Os patamares da consciência
O proto-eu é uma colecção de imagens (de padrões de activação neural) que mapeiam os estados físicos e fi siológicos do corpo a cada instante, dando origem àquilo que Damásio chama “sentimentos primordiais”, indispensáveis à regulação e à manutenção da vida.
O proto-eu surge no tronco cerebral, a parte mais “arcaica” do cérebro em termos evolutivos — e não é ainda consciente. Os peixes, até os insectos, possuem provavelmente um “proto-eu”.
O nível de eu seguinte, o eu nuclear, surge de cada vez que um objecto no mundo exterior interage com o protoeu. Gera-se assim uma sequência de imagens que podem ser visuais, auditivas, sentimentos primordiais, etc., e que descrevem a relação do organismo com esse objecto.
O eu nuclear dá origem à consciência nuclear, um estado de consciência de base que é a cada instante renovado pelas alterações que se verificam no proto-eu. A consciência nuclear é assim um fluxo ininterrupto de imagens de todo o tipo, vindas do interior e do exterior do corpo. É uma consciência apenas do “aqui e agora”, quase sem memória do passado e sem qualquer antecipação do futuro.
Os mamíferos (sem dúvida), os répteis e as aves (talvez), diz António Damásio, possuem apenas este nível de consciência nuclear. O mesmo acontece com certos doentes neurológicos. O último patamar da consciência — o estado de consciência plena, tal como os seres humanos normalmente a conhecemos e a sentimos quando estamos acordados, corresponde ao eu autobiográfico. Surge quando objectos da nossa biografia geram impulsos de eu nuclear, criando um autêntico filme da nossa vida.
É essa consciência autobiográfica que nos confere a nossa identidade, que faz com que saibamos que somos nós os donos do nosso organismo. Obviamente, requer o acesso à nossa memória, não apenas para sabermos quem somos mas também para nos projectarmos no futuro.

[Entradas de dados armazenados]
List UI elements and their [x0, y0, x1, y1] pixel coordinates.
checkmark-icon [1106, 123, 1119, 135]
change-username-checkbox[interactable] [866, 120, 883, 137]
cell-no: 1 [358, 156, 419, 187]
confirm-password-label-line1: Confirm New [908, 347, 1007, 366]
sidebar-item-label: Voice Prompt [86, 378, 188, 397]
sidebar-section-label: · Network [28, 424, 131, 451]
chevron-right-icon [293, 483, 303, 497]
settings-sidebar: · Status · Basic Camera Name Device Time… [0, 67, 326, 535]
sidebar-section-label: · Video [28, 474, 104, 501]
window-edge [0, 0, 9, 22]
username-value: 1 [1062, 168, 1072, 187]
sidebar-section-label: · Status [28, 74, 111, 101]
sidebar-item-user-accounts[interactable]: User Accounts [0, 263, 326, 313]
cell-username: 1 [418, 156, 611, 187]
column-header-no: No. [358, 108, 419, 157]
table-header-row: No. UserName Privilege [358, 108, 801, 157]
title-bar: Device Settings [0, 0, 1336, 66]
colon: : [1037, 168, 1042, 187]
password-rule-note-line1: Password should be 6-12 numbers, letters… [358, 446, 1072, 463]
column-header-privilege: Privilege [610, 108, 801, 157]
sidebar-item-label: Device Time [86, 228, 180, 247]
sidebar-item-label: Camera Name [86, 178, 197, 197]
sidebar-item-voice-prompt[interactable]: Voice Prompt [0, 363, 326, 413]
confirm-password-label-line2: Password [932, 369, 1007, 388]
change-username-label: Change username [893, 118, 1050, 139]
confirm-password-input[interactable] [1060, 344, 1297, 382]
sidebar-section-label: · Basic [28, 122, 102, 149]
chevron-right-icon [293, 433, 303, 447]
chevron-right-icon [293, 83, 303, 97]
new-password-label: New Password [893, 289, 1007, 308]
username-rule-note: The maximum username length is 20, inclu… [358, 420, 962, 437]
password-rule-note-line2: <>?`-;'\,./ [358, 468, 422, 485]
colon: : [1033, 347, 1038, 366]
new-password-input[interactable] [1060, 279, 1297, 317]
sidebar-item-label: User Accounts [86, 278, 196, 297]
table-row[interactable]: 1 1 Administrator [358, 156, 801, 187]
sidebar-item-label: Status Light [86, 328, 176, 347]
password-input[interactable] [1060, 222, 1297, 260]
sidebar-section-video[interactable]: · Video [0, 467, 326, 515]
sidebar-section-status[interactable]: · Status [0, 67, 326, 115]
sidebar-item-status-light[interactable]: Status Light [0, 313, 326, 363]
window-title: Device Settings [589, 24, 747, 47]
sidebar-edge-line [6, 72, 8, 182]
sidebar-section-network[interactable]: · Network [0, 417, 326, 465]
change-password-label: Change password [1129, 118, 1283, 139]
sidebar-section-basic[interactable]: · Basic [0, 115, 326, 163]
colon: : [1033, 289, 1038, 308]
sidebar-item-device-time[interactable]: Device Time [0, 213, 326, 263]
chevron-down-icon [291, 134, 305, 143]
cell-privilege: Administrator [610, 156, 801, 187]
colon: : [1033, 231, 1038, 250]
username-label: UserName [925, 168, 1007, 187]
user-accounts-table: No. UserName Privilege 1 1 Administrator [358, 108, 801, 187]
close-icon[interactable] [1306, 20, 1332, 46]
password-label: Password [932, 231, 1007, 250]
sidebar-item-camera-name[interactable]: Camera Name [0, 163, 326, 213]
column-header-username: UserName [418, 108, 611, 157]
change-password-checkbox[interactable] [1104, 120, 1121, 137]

O que se pede =
Responde com base no texto sobre os patamares da consciência:
(a) Em que parte do cérebro surge o proto-eu?
(b) Que animais, segundo Damásio, possuem sem dúvida apenas o nível de consciência nuclear?
(c) Que consciência nos confere a nossa identidade?
Os registos provêm de uma fonte diferente da do texto.

A tua resposta =
(a) No tronco cerebral.
(b) Os mamíferos.
(c) A consciência autobiográfica.